WHAT IS NEEDED
From the entries below, work out the number of lines that hold the word "whale", and give that number alone.

— BEGIN THE DATA —

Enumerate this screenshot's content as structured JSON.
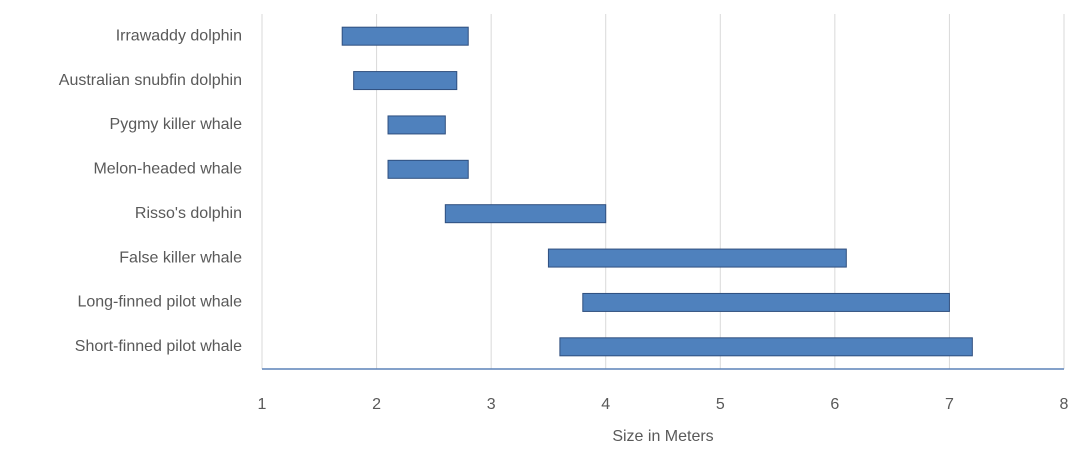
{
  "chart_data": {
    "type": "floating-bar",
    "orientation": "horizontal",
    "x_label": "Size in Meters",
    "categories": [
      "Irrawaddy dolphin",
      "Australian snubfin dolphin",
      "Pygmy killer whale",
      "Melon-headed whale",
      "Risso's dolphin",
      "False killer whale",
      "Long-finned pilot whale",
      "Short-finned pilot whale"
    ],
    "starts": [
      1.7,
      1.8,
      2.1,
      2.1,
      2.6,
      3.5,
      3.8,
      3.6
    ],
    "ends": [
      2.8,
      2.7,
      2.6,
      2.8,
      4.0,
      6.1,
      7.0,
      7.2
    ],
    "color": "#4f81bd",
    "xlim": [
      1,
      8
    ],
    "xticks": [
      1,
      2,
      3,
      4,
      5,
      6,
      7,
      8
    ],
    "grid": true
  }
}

— END THE DATA —

THE RESPONSE
5